**WORK REQUEST 1:**
Answer these questions from the Sock Madness excerpt:
(a) Which anniversary on Ravelry is Sock Madness celebrating?
(b) What does the group define as a "reasonable effort"?
(c) What beads go with the Old Maiden Aunt Merino (Berry Good)?
**WORK REQUEST 2:** Rewrite as a bulleted list the paragraph of the Sock Madness excerpt that begins "Sock Madness consists of 7 rounds," keeping its main facts.

**TEXT EXCERPT:**
──────────

On a different (i.e. not related to Edinburgh Yarn Festival) note – Sock Madness is celebrating their 10th year on Ravelry. You can find the group on Ravelry here. The premise is quite simple:
Sock Madness consists of 7 rounds. Round 1 is open to everyone who registers during February. Everyone that finishes their pair of socks will move on to the next round, those who make a “reasonable effort” (which we’ve defined as one complete sock or two at a time both half finished) will continue to receive all the patterns. For the remaining rounds there will be a certain number of competitors on each team allowed through to the next round and each round that number gets smaller. In the final round the teams will compete against one another. (From the Ravelry Group)
So, competitive sock knitting with no clue as to what the patterns will be. They have shared an initial materials list, and excluding the warm-up / bonus patterns, the remaining seven socks will form the core of the event. Since my sanity is apparently on holiday I’ve signed up and have been sorting through stash to locate appropriate yarns, and have come up with the following:
- (A) Old Maiden Aunt Merino (Berry Good) with translucent, silver-lined amethyst beads.

──────────

Document structure recognition data:
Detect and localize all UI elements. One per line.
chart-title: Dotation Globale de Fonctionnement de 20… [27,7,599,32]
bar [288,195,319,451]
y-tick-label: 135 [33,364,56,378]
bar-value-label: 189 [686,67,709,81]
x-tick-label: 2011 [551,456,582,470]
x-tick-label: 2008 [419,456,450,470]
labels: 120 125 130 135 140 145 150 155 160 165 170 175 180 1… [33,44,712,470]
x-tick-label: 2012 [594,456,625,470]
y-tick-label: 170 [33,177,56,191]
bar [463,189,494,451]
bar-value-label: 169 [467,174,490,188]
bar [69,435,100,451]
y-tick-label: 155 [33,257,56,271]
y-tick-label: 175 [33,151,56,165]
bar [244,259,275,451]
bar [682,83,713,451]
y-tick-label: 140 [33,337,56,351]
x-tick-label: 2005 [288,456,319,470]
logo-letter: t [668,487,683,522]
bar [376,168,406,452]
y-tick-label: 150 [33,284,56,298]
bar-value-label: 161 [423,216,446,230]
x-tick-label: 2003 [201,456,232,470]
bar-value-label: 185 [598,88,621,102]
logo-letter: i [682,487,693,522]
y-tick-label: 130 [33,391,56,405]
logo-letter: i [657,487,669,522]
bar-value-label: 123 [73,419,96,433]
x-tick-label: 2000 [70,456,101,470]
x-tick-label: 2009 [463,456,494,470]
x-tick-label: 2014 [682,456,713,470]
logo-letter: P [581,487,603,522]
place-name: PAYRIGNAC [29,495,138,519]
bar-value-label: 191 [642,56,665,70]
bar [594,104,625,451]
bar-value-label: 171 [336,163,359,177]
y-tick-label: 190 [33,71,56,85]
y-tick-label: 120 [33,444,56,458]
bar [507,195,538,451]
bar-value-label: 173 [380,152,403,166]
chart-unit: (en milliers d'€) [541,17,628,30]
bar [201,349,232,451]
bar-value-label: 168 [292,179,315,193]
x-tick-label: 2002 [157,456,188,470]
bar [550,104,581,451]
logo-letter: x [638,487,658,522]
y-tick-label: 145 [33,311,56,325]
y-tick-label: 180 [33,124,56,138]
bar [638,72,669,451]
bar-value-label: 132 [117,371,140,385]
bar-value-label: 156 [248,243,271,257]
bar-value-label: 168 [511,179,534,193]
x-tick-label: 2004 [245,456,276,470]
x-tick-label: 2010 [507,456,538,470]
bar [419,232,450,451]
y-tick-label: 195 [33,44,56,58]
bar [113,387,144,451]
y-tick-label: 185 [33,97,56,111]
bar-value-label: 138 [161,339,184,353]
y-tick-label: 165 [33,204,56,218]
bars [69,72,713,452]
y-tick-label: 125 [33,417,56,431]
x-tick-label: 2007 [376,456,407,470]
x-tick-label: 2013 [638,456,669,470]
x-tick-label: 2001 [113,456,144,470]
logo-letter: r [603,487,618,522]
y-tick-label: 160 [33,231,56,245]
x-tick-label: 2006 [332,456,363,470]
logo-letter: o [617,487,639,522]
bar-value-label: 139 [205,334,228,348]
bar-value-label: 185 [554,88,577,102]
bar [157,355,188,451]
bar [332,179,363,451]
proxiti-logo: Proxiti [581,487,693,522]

──────────

**SOLUTION 1:**
(a) Its 10th year.
(b) One complete sock, or two socks knitted at a time with both half finished.
(c) Translucent, silver-lined amethyst beads.

**SOLUTION 2:**
- Sock Madness has 7 rounds.
- Round 1 is open to everyone who registers during February.
- Those who finish their pair of socks move on to the next round.
- Those who make a "reasonable effort" (one complete sock, or two at a time both half finished) continue to receive all the patterns.
- In later rounds, only a set number of competitors on each team advance, and that number shrinks each round.
- In the final round, the teams compete against one another.